## [Given request]
All lines from the one containing "What data populates" through the final line of the records below should be reproduced exactly, with the pictures left out.

## [Information given]
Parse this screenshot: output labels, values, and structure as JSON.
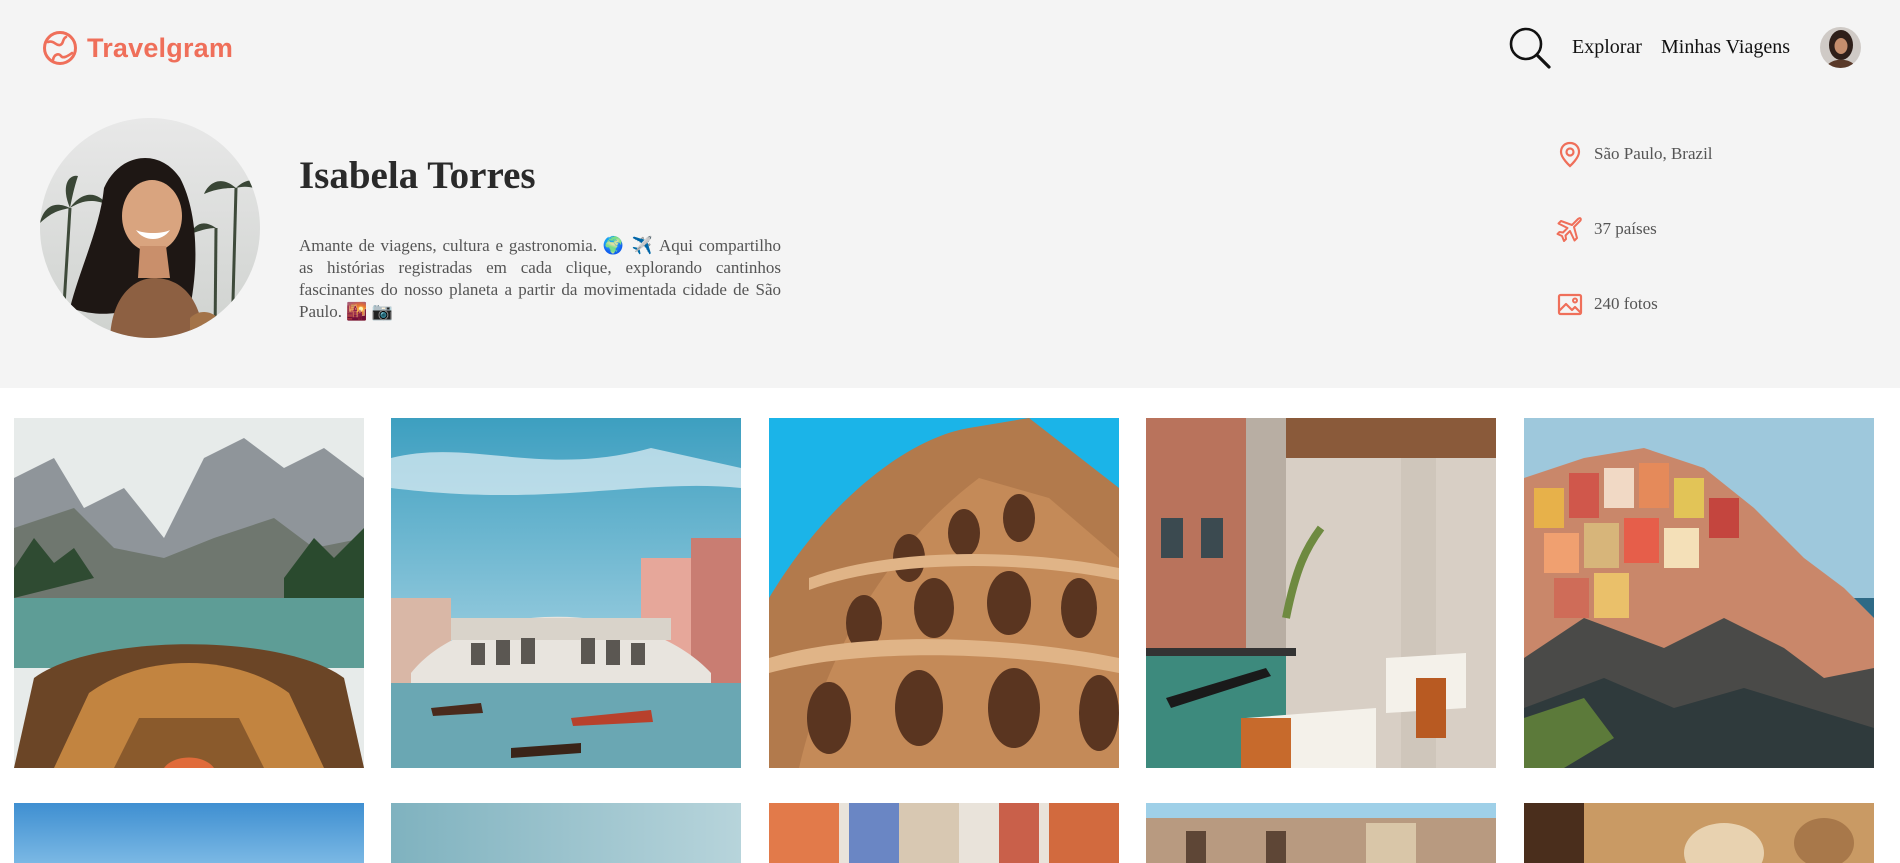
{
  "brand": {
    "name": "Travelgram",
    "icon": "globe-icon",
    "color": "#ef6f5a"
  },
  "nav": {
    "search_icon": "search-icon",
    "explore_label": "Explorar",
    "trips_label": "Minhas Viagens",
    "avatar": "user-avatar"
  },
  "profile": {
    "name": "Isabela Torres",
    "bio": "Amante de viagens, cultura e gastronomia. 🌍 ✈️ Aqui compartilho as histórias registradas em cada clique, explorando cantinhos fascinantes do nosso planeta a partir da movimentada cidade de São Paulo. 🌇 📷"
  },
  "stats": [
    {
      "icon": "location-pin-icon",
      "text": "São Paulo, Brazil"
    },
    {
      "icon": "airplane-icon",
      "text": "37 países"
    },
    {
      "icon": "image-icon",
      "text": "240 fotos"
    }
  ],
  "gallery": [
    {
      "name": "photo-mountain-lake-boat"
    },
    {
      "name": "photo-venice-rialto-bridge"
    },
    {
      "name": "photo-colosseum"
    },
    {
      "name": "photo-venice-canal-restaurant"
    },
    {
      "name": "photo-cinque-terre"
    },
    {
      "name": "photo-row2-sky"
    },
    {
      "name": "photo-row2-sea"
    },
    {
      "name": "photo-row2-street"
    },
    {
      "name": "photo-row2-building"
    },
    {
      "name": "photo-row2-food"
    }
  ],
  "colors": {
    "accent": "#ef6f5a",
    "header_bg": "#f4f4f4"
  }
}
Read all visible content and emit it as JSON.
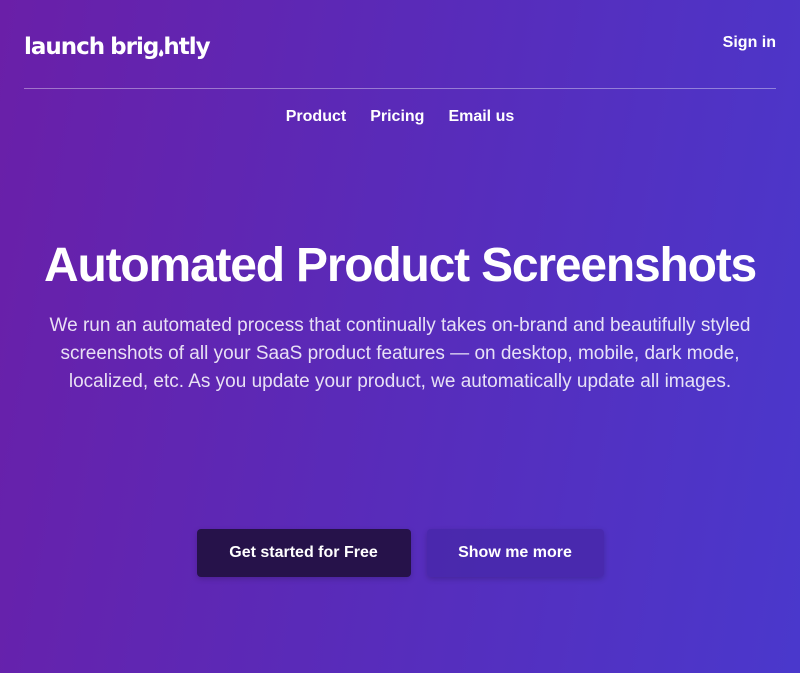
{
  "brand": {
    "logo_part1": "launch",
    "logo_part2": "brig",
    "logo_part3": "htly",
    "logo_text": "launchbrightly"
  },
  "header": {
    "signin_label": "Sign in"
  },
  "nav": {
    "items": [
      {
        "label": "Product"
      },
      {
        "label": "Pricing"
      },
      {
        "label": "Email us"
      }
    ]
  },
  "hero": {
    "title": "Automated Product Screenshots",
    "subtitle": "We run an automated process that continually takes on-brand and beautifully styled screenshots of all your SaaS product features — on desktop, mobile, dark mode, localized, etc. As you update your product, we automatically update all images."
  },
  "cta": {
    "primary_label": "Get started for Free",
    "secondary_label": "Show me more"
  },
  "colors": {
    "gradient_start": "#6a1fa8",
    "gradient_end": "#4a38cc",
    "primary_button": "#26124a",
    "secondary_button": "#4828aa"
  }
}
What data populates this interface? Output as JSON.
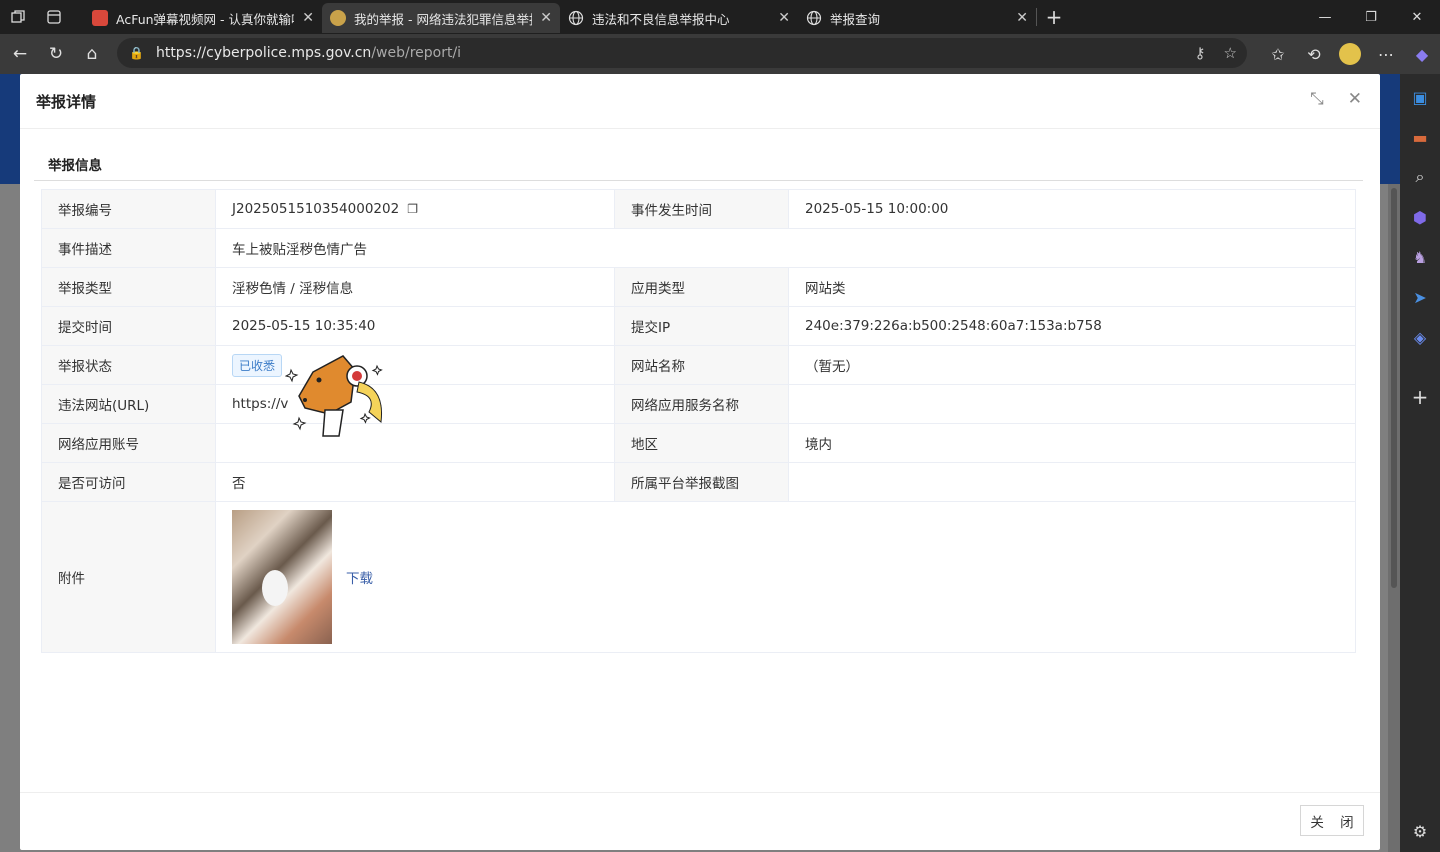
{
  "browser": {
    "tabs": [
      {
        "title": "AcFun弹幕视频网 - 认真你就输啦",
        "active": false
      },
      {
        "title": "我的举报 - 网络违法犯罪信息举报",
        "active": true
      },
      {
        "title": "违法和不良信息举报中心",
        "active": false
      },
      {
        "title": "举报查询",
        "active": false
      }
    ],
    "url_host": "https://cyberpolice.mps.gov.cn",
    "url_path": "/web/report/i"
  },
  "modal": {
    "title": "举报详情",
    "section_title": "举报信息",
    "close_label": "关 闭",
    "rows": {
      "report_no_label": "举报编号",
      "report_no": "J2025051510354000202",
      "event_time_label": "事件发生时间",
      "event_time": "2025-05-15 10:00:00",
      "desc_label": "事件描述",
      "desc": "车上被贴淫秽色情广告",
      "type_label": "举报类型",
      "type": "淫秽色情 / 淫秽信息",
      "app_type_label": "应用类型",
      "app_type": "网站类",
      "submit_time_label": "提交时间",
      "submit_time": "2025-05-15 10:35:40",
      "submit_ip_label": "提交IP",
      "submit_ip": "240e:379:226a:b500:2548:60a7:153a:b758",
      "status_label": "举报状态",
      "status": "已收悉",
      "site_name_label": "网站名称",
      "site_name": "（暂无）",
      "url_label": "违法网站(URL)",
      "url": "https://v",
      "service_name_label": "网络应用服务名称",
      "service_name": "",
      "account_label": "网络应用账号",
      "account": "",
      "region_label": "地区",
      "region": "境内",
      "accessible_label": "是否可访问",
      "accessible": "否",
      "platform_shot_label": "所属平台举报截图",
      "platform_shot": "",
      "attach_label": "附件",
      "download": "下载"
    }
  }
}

## [Task response]
What data populates this interface? Output as JSON.
{
  "browser": {
    "tabs": [
      {
        "title": "AcFun弹幕视频网 - 认真你就输啦",
        "active": false
      },
      {
        "title": "我的举报 - 网络违法犯罪信息举报",
        "active": true
      },
      {
        "title": "违法和不良信息举报中心",
        "active": false
      },
      {
        "title": "举报查询",
        "active": false
      }
    ],
    "url_host": "https://cyberpolice.mps.gov.cn",
    "url_path": "/web/report/i"
  },
  "modal": {
    "title": "举报详情",
    "section_title": "举报信息",
    "close_label": "关 闭",
    "rows": {
      "report_no_label": "举报编号",
      "report_no": "J2025051510354000202",
      "event_time_label": "事件发生时间",
      "event_time": "2025-05-15 10:00:00",
      "desc_label": "事件描述",
      "desc": "车上被贴淫秽色情广告",
      "type_label": "举报类型",
      "type": "淫秽色情 / 淫秽信息",
      "app_type_label": "应用类型",
      "app_type": "网站类",
      "submit_time_label": "提交时间",
      "submit_time": "2025-05-15 10:35:40",
      "submit_ip_label": "提交IP",
      "submit_ip": "240e:379:226a:b500:2548:60a7:153a:b758",
      "status_label": "举报状态",
      "status": "已收悉",
      "site_name_label": "网站名称",
      "site_name": "（暂无）",
      "url_label": "违法网站(URL)",
      "url": "https://v",
      "service_name_label": "网络应用服务名称",
      "service_name": "",
      "account_label": "网络应用账号",
      "account": "",
      "region_label": "地区",
      "region": "境内",
      "accessible_label": "是否可访问",
      "accessible": "否",
      "platform_shot_label": "所属平台举报截图",
      "platform_shot": "",
      "attach_label": "附件",
      "download": "下载"
    }
  }
}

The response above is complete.